[Recorded data]
# # # # # # #
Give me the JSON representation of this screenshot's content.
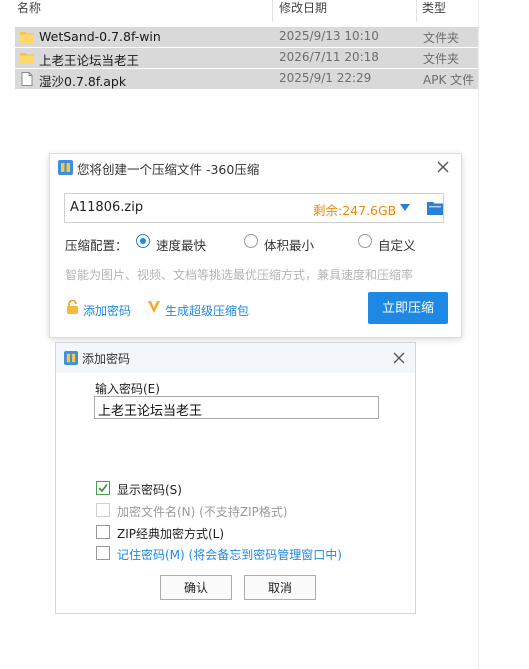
{
  "explorer": {
    "columns": {
      "name": "名称",
      "date": "修改日期",
      "type": "类型"
    },
    "rows": [
      {
        "name": "WetSand-0.7.8f-win",
        "date": "2025/9/13 10:10",
        "type": "文件夹",
        "icon": "folder-icon",
        "selected": true
      },
      {
        "name": "上老王论坛当老王",
        "date": "2026/7/11 20:18",
        "type": "文件夹",
        "icon": "folder-icon",
        "selected": true
      },
      {
        "name": "湿沙0.7.8f.apk",
        "date": "2025/9/1 22:29",
        "type": "APK 文件",
        "icon": "file-icon",
        "selected": true
      }
    ]
  },
  "compress_dialog": {
    "title": "您将创建一个压缩文件 -360压缩",
    "filename": "A11806.zip",
    "free_space": "剩余:247.6GB",
    "config_label": "压缩配置：",
    "options": [
      {
        "label": "速度最快",
        "checked": true
      },
      {
        "label": "体积最小",
        "checked": false
      },
      {
        "label": "自定义",
        "checked": false
      }
    ],
    "hint": "智能为图片、视频、文档等挑选最优压缩方式，兼具速度和压缩率",
    "add_password_link": "添加密码",
    "super_package_link": "生成超级压缩包",
    "compress_button": "立即压缩",
    "accent_color": "#1e88e5",
    "free_space_color": "#f08a00"
  },
  "password_dialog": {
    "title": "添加密码",
    "input_label": "输入密码(E)",
    "password_value": "上老王论坛当老王",
    "checkboxes": [
      {
        "label": "显示密码(S)",
        "checked": true,
        "disabled": false
      },
      {
        "label": "加密文件名(N) (不支持ZIP格式)",
        "checked": false,
        "disabled": true
      },
      {
        "label": "ZIP经典加密方式(L)",
        "checked": false,
        "disabled": false
      },
      {
        "label": "记住密码(M) (将会备忘到密码管理窗口中)",
        "checked": false,
        "disabled": false
      }
    ],
    "ok_button": "确认",
    "cancel_button": "取消"
  }
}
# # # # # # #
Leave the pictures out and print the records above exactly as they stand.

Response to the task:
Give me the JSON representation of this screenshot's content.
{
  "explorer": {
    "columns": {
      "name": "名称",
      "date": "修改日期",
      "type": "类型"
    },
    "rows": [
      {
        "name": "WetSand-0.7.8f-win",
        "date": "2025/9/13 10:10",
        "type": "文件夹",
        "icon": "folder-icon",
        "selected": true
      },
      {
        "name": "上老王论坛当老王",
        "date": "2026/7/11 20:18",
        "type": "文件夹",
        "icon": "folder-icon",
        "selected": true
      },
      {
        "name": "湿沙0.7.8f.apk",
        "date": "2025/9/1 22:29",
        "type": "APK 文件",
        "icon": "file-icon",
        "selected": true
      }
    ]
  },
  "compress_dialog": {
    "title": "您将创建一个压缩文件 -360压缩",
    "filename": "A11806.zip",
    "free_space": "剩余:247.6GB",
    "config_label": "压缩配置：",
    "options": [
      {
        "label": "速度最快",
        "checked": true
      },
      {
        "label": "体积最小",
        "checked": false
      },
      {
        "label": "自定义",
        "checked": false
      }
    ],
    "hint": "智能为图片、视频、文档等挑选最优压缩方式，兼具速度和压缩率",
    "add_password_link": "添加密码",
    "super_package_link": "生成超级压缩包",
    "compress_button": "立即压缩",
    "accent_color": "#1e88e5",
    "free_space_color": "#f08a00"
  },
  "password_dialog": {
    "title": "添加密码",
    "input_label": "输入密码(E)",
    "password_value": "上老王论坛当老王",
    "checkboxes": [
      {
        "label": "显示密码(S)",
        "checked": true,
        "disabled": false
      },
      {
        "label": "加密文件名(N) (不支持ZIP格式)",
        "checked": false,
        "disabled": true
      },
      {
        "label": "ZIP经典加密方式(L)",
        "checked": false,
        "disabled": false
      },
      {
        "label": "记住密码(M) (将会备忘到密码管理窗口中)",
        "checked": false,
        "disabled": false
      }
    ],
    "ok_button": "确认",
    "cancel_button": "取消"
  }
}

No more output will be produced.